[Exercise goal]:
Determine how many lines of the records include "document", and answer with the number alone.

[Recorded data]
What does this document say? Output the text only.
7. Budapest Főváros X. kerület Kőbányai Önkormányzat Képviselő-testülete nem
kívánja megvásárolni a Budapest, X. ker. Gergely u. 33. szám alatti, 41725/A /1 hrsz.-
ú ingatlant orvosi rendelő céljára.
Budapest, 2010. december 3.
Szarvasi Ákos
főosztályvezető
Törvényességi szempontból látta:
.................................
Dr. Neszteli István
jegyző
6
==
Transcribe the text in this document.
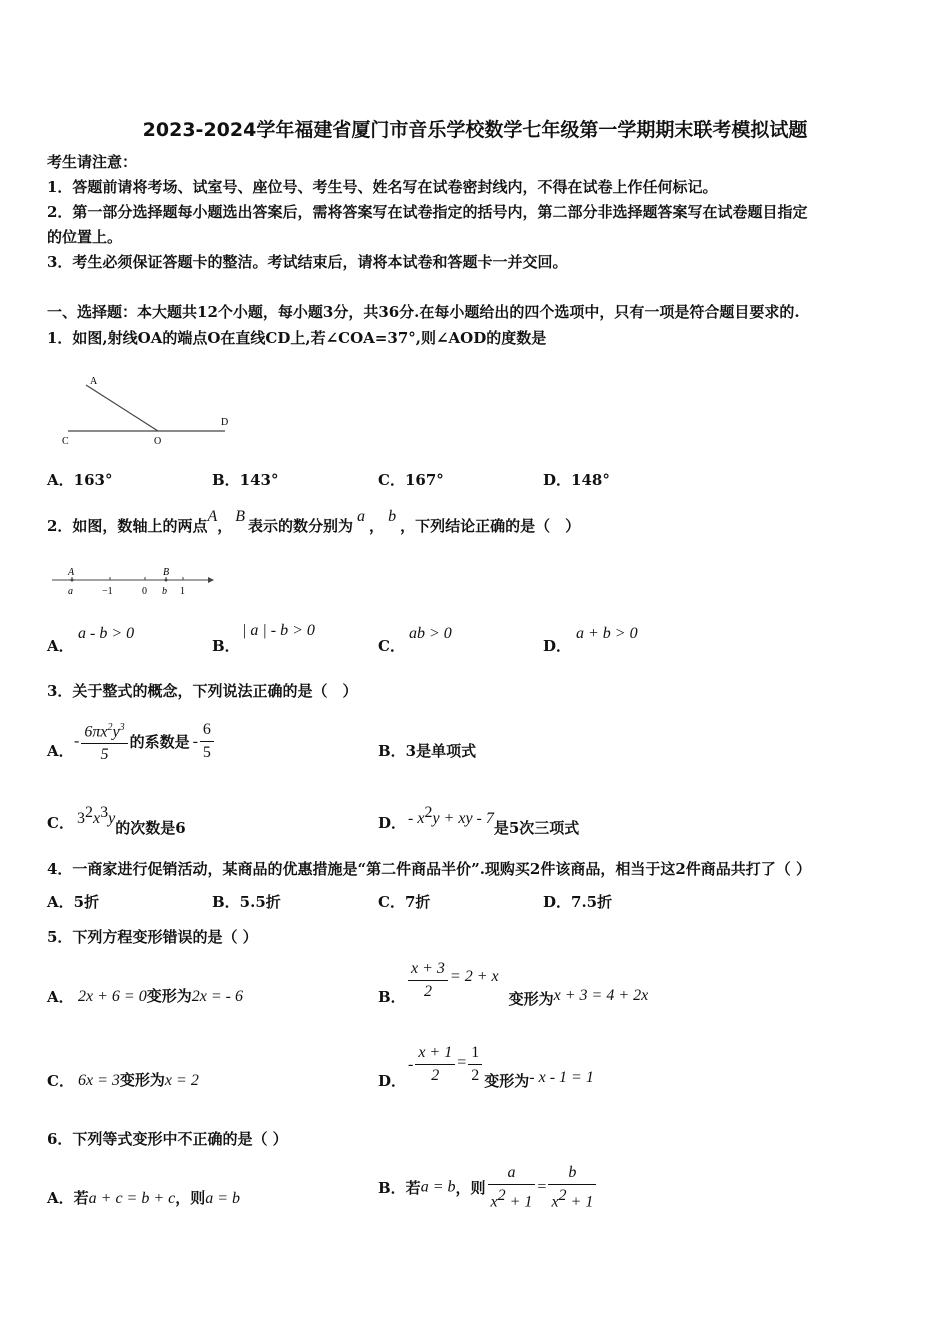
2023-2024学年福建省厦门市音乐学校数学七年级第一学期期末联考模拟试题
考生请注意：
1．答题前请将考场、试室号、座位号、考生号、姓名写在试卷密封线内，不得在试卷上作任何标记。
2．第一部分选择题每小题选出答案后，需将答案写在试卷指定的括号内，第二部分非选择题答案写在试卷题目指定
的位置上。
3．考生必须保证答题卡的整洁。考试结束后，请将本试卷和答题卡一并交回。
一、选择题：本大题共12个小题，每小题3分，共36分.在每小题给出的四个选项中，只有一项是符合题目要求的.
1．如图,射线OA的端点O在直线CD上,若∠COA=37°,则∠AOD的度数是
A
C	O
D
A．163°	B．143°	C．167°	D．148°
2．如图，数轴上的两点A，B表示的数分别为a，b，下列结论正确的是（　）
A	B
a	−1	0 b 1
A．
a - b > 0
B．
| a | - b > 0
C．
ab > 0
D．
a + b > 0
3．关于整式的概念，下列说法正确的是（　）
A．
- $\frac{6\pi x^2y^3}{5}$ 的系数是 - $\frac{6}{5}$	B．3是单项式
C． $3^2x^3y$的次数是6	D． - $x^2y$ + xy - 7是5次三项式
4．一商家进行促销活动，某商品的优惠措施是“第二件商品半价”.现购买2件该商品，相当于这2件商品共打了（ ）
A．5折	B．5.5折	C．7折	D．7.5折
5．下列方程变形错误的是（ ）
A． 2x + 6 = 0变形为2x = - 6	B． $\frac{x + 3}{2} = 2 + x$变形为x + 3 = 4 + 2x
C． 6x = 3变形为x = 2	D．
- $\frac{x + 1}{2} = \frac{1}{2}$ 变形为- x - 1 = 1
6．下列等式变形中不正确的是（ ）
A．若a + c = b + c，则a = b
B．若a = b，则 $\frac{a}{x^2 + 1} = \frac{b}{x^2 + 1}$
--
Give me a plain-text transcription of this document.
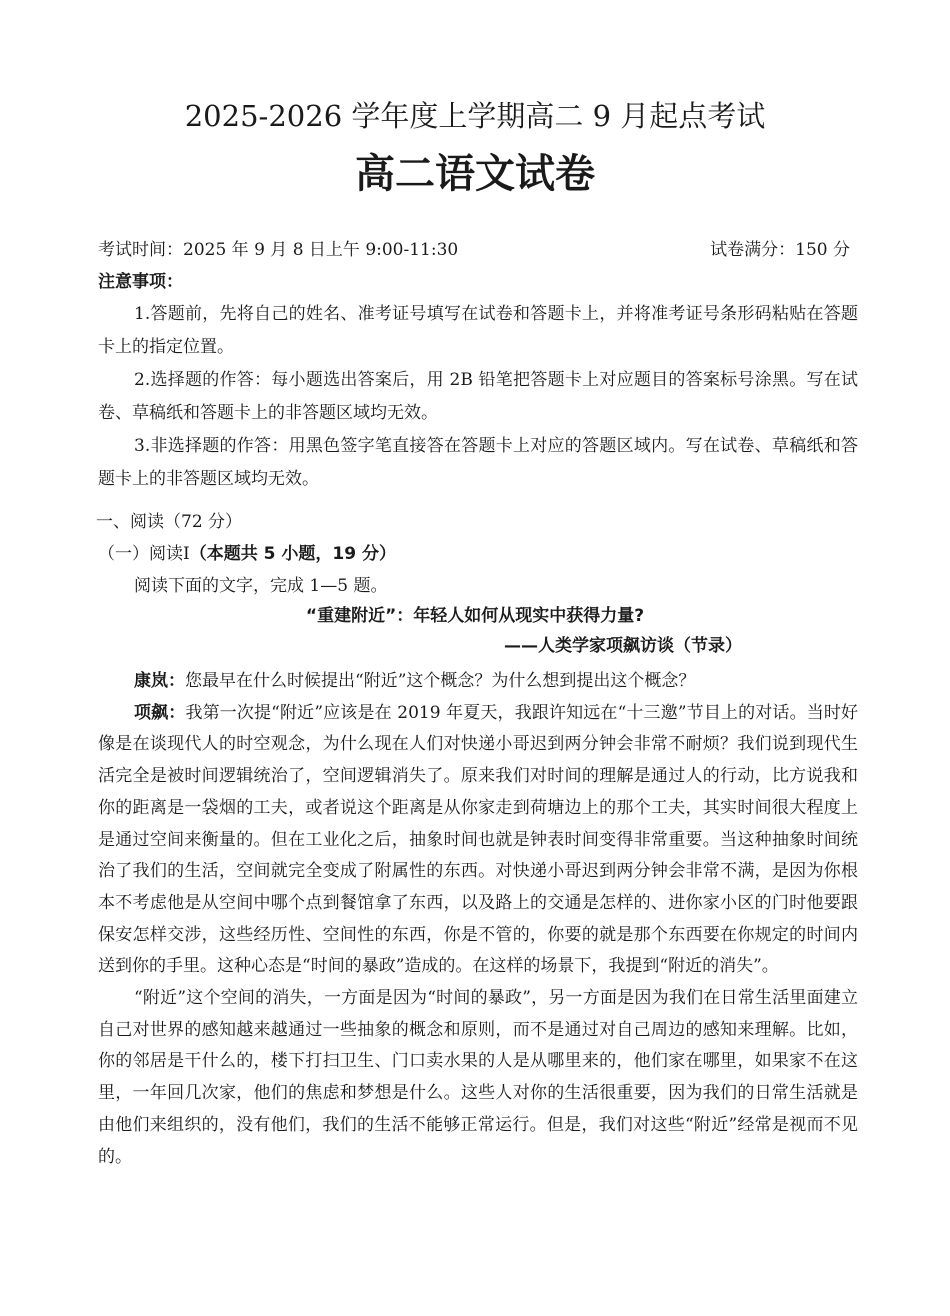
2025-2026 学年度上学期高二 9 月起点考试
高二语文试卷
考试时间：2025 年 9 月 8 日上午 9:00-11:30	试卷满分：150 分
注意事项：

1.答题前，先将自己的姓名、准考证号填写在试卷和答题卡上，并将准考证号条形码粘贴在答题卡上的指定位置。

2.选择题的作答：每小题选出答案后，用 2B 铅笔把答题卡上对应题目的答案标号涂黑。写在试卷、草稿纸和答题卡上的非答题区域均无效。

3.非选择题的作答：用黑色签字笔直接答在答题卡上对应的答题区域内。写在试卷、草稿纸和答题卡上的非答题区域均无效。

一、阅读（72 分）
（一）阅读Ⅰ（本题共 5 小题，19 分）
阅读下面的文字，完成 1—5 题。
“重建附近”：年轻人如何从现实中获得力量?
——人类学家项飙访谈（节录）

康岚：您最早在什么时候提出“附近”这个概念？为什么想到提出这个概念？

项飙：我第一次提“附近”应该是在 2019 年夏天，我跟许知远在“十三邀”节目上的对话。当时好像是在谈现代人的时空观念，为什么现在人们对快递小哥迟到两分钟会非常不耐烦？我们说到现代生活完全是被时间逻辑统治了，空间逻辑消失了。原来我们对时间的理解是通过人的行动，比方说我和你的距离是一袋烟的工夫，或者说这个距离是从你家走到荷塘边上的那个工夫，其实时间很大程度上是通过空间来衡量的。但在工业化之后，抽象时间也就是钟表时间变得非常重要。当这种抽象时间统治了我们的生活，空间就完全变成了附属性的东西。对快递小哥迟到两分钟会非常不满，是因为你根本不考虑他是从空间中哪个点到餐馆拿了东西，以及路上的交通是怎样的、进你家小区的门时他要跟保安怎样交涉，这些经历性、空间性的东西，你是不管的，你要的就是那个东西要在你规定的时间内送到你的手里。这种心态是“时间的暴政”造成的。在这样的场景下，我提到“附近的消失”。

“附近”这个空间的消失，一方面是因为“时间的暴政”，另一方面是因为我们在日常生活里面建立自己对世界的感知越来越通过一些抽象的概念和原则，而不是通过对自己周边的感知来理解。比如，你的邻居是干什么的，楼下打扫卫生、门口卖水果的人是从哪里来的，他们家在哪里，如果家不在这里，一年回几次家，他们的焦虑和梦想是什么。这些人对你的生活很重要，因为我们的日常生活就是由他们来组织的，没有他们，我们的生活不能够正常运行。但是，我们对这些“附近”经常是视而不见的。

[Solution to the exercise]:
3